**Exercise**. Could you give the data below again, exactly and completely?

Dataset excerpt:
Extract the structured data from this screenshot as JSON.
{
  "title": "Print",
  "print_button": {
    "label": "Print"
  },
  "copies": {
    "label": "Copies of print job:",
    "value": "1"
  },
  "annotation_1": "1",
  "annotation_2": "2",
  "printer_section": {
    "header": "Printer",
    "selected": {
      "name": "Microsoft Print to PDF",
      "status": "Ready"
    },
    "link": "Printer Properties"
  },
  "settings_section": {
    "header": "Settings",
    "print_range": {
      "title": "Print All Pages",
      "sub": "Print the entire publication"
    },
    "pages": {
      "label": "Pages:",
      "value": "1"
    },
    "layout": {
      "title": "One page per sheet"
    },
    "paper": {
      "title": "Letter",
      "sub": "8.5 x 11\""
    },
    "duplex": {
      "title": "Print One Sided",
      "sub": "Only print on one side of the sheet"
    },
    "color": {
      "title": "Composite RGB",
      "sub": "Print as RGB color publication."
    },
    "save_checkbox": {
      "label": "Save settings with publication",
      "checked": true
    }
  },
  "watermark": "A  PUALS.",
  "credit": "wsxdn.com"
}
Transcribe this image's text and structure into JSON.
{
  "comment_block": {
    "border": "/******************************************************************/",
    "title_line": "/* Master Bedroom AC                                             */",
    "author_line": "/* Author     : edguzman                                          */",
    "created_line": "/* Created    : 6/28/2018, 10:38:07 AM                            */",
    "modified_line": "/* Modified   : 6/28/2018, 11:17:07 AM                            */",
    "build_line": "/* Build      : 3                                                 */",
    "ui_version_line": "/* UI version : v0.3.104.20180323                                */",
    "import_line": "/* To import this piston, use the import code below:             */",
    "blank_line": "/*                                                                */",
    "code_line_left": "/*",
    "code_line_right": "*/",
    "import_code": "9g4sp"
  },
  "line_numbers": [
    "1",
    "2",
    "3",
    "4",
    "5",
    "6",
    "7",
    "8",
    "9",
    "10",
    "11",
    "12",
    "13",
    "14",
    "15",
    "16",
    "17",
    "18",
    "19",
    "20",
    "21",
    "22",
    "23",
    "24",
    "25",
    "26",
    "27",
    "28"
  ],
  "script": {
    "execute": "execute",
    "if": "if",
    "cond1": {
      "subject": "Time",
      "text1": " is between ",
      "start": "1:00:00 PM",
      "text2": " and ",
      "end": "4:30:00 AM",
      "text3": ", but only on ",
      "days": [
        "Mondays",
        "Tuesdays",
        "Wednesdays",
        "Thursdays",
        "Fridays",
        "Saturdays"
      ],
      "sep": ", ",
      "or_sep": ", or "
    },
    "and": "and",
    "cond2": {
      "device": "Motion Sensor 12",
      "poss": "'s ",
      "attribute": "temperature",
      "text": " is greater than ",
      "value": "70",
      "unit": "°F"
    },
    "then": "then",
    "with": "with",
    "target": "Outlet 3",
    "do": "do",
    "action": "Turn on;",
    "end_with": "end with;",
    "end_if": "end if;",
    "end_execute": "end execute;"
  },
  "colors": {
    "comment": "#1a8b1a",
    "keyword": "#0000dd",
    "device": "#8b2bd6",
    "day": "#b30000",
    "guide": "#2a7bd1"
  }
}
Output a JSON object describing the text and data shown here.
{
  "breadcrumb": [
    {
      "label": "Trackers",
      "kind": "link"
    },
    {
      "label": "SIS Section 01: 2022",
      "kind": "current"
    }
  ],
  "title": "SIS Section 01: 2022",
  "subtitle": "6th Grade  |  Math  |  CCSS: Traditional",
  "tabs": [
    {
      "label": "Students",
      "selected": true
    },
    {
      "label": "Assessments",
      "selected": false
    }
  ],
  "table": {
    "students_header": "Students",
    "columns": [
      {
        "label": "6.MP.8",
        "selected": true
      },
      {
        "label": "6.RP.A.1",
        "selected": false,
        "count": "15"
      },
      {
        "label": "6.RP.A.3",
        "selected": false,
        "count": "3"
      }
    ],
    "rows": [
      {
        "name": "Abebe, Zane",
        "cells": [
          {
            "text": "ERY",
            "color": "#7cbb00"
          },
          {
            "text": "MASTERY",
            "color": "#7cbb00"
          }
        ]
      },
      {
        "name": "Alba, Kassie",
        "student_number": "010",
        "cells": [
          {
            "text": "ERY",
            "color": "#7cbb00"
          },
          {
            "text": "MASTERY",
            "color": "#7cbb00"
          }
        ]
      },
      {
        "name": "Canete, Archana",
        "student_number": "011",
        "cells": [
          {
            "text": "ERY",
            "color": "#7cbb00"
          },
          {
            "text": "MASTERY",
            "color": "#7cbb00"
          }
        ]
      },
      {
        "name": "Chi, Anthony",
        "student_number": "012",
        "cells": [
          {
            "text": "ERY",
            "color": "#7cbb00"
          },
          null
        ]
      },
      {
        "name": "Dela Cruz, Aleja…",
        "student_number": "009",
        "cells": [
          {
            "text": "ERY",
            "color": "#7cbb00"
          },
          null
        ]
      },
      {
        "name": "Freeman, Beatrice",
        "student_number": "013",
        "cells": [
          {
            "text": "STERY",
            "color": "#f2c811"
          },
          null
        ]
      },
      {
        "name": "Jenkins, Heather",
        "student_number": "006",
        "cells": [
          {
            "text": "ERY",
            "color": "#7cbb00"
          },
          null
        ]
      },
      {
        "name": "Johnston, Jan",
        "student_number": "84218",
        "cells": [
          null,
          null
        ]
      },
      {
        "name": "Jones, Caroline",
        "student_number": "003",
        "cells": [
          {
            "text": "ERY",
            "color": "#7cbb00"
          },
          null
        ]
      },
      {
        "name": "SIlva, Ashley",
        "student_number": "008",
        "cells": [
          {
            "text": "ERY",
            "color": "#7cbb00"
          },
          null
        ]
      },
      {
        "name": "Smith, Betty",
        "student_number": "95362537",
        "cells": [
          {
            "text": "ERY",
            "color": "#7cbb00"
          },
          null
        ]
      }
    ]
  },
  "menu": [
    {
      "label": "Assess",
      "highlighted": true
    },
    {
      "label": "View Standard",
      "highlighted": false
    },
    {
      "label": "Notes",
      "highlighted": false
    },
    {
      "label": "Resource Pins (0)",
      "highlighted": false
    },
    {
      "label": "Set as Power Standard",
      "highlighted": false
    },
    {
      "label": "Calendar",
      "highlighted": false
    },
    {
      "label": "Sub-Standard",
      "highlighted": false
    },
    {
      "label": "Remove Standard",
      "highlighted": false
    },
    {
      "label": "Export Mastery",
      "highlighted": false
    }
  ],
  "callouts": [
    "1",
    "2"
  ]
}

**Task response**.
Extract the structured data from this screenshot as JSON.
{
  "title": "Print",
  "print_button": {
    "label": "Print"
  },
  "copies": {
    "label": "Copies of print job:",
    "value": "1"
  },
  "annotation_1": "1",
  "annotation_2": "2",
  "printer_section": {
    "header": "Printer",
    "selected": {
      "name": "Microsoft Print to PDF",
      "status": "Ready"
    },
    "link": "Printer Properties"
  },
  "settings_section": {
    "header": "Settings",
    "print_range": {
      "title": "Print All Pages",
      "sub": "Print the entire publication"
    },
    "pages": {
      "label": "Pages:",
      "value": "1"
    },
    "layout": {
      "title": "One page per sheet"
    },
    "paper": {
      "title": "Letter",
      "sub": "8.5 x 11\""
    },
    "duplex": {
      "title": "Print One Sided",
      "sub": "Only print on one side of the sheet"
    },
    "color": {
      "title": "Composite RGB",
      "sub": "Print as RGB color publication."
    },
    "save_checkbox": {
      "label": "Save settings with publication",
      "checked": true
    }
  },
  "watermark": "A  PUALS.",
  "credit": "wsxdn.com"
}
Transcribe this image's text and structure into JSON.
{
  "comment_block": {
    "border": "/******************************************************************/",
    "title_line": "/* Master Bedroom AC                                             */",
    "author_line": "/* Author     : edguzman                                          */",
    "created_line": "/* Created    : 6/28/2018, 10:38:07 AM                            */",
    "modified_line": "/* Modified   : 6/28/2018, 11:17:07 AM                            */",
    "build_line": "/* Build      : 3                                                 */",
    "ui_version_line": "/* UI version : v0.3.104.20180323                                */",
    "import_line": "/* To import this piston, use the import code below:             */",
    "blank_line": "/*                                                                */",
    "code_line_left": "/*",
    "code_line_right": "*/",
    "import_code": "9g4sp"
  },
  "line_numbers": [
    "1",
    "2",
    "3",
    "4",
    "5",
    "6",
    "7",
    "8",
    "9",
    "10",
    "11",
    "12",
    "13",
    "14",
    "15",
    "16",
    "17",
    "18",
    "19",
    "20",
    "21",
    "22",
    "23",
    "24",
    "25",
    "26",
    "27",
    "28"
  ],
  "script": {
    "execute": "execute",
    "if": "if",
    "cond1": {
      "subject": "Time",
      "text1": " is between ",
      "start": "1:00:00 PM",
      "text2": " and ",
      "end": "4:30:00 AM",
      "text3": ", but only on ",
      "days": [
        "Mondays",
        "Tuesdays",
        "Wednesdays",
        "Thursdays",
        "Fridays",
        "Saturdays"
      ],
      "sep": ", ",
      "or_sep": ", or "
    },
    "and": "and",
    "cond2": {
      "device": "Motion Sensor 12",
      "poss": "'s ",
      "attribute": "temperature",
      "text": " is greater than ",
      "value": "70",
      "unit": "°F"
    },
    "then": "then",
    "with": "with",
    "target": "Outlet 3",
    "do": "do",
    "action": "Turn on;",
    "end_with": "end with;",
    "end_if": "end if;",
    "end_execute": "end execute;"
  },
  "colors": {
    "comment": "#1a8b1a",
    "keyword": "#0000dd",
    "device": "#8b2bd6",
    "day": "#b30000",
    "guide": "#2a7bd1"
  }
}
Output a JSON object describing the text and data shown here.
{
  "breadcrumb": [
    {
      "label": "Trackers",
      "kind": "link"
    },
    {
      "label": "SIS Section 01: 2022",
      "kind": "current"
    }
  ],
  "title": "SIS Section 01: 2022",
  "subtitle": "6th Grade  |  Math  |  CCSS: Traditional",
  "tabs": [
    {
      "label": "Students",
      "selected": true
    },
    {
      "label": "Assessments",
      "selected": false
    }
  ],
  "table": {
    "students_header": "Students",
    "columns": [
      {
        "label": "6.MP.8",
        "selected": true
      },
      {
        "label": "6.RP.A.1",
        "selected": false,
        "count": "15"
      },
      {
        "label": "6.RP.A.3",
        "selected": false,
        "count": "3"
      }
    ],
    "rows": [
      {
        "name": "Abebe, Zane",
        "cells": [
          {
            "text": "ERY",
            "color": "#7cbb00"
          },
          {
            "text": "MASTERY",
            "color": "#7cbb00"
          }
        ]
      },
      {
        "name": "Alba, Kassie",
        "student_number": "010",
        "cells": [
          {
            "text": "ERY",
            "color": "#7cbb00"
          },
          {
            "text": "MASTERY",
            "color": "#7cbb00"
          }
        ]
      },
      {
        "name": "Canete, Archana",
        "student_number": "011",
        "cells": [
          {
            "text": "ERY",
            "color": "#7cbb00"
          },
          {
            "text": "MASTERY",
            "color": "#7cbb00"
          }
        ]
      },
      {
        "name": "Chi, Anthony",
        "student_number": "012",
        "cells": [
          {
            "text": "ERY",
            "color": "#7cbb00"
          },
          null
        ]
      },
      {
        "name": "Dela Cruz, Aleja…",
        "student_number": "009",
        "cells": [
          {
            "text": "ERY",
            "color": "#7cbb00"
          },
          null
        ]
      },
      {
        "name": "Freeman, Beatrice",
        "student_number": "013",
        "cells": [
          {
            "text": "STERY",
            "color": "#f2c811"
          },
          null
        ]
      },
      {
        "name": "Jenkins, Heather",
        "student_number": "006",
        "cells": [
          {
            "text": "ERY",
            "color": "#7cbb00"
          },
          null
        ]
      },
      {
        "name": "Johnston, Jan",
        "student_number": "84218",
        "cells": [
          null,
          null
        ]
      },
      {
        "name": "Jones, Caroline",
        "student_number": "003",
        "cells": [
          {
            "text": "ERY",
            "color": "#7cbb00"
          },
          null
        ]
      },
      {
        "name": "SIlva, Ashley",
        "student_number": "008",
        "cells": [
          {
            "text": "ERY",
            "color": "#7cbb00"
          },
          null
        ]
      },
      {
        "name": "Smith, Betty",
        "student_number": "95362537",
        "cells": [
          {
            "text": "ERY",
            "color": "#7cbb00"
          },
          null
        ]
      }
    ]
  },
  "menu": [
    {
      "label": "Assess",
      "highlighted": true
    },
    {
      "label": "View Standard",
      "highlighted": false
    },
    {
      "label": "Notes",
      "highlighted": false
    },
    {
      "label": "Resource Pins (0)",
      "highlighted": false
    },
    {
      "label": "Set as Power Standard",
      "highlighted": false
    },
    {
      "label": "Calendar",
      "highlighted": false
    },
    {
      "label": "Sub-Standard",
      "highlighted": false
    },
    {
      "label": "Remove Standard",
      "highlighted": false
    },
    {
      "label": "Export Mastery",
      "highlighted": false
    }
  ],
  "callouts": [
    "1",
    "2"
  ]
}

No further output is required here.